TASK DIRECTIONS: From the text on D&D editions, return the passage from "This makes sense, but" up to and including "to other approaches.", copied word for word.

TEXT PROVIDED:
D&D General Refresher Course D&D Edition Numbers. AKA Modern D&D Is a Self Inflicted Problem.

What are you looking for from the game, then?
I have actually given a lot of thought to that question over the years, largely through the trial and error of trying other systems and seeing in what games I really had fun vs not:

Because what you describe is precisely how I felt about 3e, and is more or less how I feel about 5e (it's a bit different but still similar). 4e was the exact opposite. It was finally a game actually doing the things I'd always wanted. Of course, I spent the first like year or two of 4e's run being a hater because that's what I was taught to be by a former friend that had never even read it. Once I actually saw it in action, though, I was hooked. D&D was finally actually a cooperative, team game. It was a game that took game design seriously, as opposed to acting like game design is a silly irrelevance or something you can literally put almost zero effort into because you can just double the GM's workload instead. And it offered thematic things I'd been hungering for for decades, like a "proud warrior race" that wasn't ugly, stupid, nor evil.
This makes sense, but what you were looking for (which 4e delivered) wasn't what I was looking for but did not yet realise, which I now do (explained below).

So...what do YOU want from D&D? What do you yearn for, in your heart of hearts? Really drill down and go deep. This is a difficult question; please don't answer lightly or casually. I emphasize this because I never figured half this stuff out without being exposed to other approaches.

Annotated region listings:
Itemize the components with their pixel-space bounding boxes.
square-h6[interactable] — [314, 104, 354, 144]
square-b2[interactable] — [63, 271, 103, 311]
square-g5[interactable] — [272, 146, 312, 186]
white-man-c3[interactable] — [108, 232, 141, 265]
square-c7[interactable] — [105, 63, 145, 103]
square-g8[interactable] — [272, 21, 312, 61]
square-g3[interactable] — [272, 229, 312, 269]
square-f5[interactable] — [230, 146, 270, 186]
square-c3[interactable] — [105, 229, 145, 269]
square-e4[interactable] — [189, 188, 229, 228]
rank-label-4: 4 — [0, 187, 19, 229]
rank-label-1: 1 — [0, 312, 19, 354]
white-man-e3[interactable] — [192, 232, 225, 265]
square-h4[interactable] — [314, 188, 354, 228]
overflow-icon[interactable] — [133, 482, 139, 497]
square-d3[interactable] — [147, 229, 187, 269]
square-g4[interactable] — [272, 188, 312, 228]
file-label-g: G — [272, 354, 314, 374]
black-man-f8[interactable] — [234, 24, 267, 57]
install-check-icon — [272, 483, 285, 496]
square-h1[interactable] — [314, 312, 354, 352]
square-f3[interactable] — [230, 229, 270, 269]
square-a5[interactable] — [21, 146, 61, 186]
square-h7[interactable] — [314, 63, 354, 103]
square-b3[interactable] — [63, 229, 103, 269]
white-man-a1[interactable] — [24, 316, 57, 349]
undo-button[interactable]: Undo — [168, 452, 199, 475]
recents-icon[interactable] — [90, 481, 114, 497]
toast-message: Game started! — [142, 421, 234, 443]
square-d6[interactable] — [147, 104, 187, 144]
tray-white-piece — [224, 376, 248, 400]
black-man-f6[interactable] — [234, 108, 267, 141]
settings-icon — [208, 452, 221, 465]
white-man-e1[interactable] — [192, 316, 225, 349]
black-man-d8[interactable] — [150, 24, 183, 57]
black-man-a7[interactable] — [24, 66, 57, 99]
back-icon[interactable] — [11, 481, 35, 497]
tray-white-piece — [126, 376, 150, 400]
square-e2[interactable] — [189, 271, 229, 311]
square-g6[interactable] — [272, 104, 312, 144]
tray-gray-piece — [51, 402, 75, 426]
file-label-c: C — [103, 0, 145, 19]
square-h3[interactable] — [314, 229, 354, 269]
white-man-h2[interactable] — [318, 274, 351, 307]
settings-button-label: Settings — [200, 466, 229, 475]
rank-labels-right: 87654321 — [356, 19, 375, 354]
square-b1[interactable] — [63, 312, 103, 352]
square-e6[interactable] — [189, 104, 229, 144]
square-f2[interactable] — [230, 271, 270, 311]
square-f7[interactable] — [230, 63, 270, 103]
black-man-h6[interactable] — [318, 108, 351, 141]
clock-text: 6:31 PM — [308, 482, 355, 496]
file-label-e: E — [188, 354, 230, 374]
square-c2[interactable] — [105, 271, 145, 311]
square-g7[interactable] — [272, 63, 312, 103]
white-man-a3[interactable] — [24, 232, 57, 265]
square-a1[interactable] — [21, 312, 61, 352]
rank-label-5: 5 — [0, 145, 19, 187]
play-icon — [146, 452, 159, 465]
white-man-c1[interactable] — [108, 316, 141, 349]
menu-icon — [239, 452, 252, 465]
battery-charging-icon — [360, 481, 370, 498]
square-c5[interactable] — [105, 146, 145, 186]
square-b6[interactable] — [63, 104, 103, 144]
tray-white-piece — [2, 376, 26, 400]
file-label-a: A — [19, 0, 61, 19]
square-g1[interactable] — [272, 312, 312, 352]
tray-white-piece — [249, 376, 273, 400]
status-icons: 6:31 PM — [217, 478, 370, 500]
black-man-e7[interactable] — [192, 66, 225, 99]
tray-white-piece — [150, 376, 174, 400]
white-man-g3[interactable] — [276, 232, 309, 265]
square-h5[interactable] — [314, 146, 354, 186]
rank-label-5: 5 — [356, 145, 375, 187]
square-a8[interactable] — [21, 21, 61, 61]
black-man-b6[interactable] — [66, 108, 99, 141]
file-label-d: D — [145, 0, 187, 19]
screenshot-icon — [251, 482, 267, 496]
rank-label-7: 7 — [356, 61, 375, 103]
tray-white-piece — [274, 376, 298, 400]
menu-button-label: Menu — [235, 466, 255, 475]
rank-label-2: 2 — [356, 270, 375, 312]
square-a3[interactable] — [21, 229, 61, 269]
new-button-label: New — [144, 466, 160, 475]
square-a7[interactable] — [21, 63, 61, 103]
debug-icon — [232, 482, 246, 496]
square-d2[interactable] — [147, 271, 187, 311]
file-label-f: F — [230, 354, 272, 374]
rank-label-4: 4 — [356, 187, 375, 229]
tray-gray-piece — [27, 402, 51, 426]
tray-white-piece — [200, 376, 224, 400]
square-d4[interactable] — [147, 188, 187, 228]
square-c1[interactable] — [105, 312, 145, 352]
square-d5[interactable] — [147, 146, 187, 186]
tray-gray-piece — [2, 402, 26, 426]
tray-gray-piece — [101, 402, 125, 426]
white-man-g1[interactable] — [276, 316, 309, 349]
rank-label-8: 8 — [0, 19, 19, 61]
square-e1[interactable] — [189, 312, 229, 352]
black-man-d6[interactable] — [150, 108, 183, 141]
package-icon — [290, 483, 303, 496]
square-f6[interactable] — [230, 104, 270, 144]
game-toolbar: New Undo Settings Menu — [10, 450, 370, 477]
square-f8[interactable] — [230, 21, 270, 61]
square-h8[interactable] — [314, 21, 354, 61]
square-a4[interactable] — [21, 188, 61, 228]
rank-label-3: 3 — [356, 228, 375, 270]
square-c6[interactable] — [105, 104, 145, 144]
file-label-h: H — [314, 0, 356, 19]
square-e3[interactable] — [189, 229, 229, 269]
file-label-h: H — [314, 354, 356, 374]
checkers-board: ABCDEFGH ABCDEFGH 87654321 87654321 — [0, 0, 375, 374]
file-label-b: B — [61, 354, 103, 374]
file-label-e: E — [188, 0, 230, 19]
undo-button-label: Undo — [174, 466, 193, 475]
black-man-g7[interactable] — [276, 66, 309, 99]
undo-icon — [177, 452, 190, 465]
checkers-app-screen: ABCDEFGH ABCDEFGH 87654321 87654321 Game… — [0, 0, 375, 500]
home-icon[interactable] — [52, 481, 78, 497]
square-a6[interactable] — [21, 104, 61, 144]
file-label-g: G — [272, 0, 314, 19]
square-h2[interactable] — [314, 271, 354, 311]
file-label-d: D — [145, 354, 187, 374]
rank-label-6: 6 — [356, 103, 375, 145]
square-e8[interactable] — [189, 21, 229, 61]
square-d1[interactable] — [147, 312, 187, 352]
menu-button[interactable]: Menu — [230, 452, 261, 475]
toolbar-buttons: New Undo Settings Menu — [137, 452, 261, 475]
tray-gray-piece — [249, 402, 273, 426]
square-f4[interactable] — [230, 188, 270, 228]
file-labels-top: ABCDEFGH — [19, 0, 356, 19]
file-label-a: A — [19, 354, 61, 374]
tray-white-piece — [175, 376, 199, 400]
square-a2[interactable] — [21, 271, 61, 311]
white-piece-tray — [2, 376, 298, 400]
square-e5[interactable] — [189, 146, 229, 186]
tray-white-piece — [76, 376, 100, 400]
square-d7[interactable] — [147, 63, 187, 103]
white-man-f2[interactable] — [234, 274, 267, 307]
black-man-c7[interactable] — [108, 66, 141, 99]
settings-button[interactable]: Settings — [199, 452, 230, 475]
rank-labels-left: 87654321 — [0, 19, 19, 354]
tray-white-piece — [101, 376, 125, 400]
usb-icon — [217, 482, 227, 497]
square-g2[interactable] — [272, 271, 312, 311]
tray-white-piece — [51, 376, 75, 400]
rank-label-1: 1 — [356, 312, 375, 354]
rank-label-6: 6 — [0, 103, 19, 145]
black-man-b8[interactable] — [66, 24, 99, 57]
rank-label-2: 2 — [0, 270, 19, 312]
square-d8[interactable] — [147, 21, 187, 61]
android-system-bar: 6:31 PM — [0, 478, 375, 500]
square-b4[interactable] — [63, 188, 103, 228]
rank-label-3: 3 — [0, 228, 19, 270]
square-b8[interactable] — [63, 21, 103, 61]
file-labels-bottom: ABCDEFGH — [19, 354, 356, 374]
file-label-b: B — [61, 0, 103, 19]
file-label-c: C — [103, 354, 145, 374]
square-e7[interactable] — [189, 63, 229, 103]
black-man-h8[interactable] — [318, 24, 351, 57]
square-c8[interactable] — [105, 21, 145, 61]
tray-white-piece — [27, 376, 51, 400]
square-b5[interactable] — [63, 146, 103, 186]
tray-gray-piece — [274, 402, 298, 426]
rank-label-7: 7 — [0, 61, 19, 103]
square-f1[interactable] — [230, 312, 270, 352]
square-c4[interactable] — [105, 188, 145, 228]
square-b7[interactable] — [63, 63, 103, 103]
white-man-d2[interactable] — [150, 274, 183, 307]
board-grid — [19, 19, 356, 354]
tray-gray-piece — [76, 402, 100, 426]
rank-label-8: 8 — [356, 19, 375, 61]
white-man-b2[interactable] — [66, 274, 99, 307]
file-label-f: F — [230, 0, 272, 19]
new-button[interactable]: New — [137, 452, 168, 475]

PROBLEM SOLUTION:
This makes sense, but what you were looking for (which 4e delivered) wasn't what I was looking for but did not yet realise, which I now do (explained below).

So...what do YOU want from D&D? What do you yearn for, in your heart of hearts? Really drill down and go deep. This is a difficult question; please don't answer lightly or casually. I emphasize this because I never figured half this stuff out without being exposed to other approaches.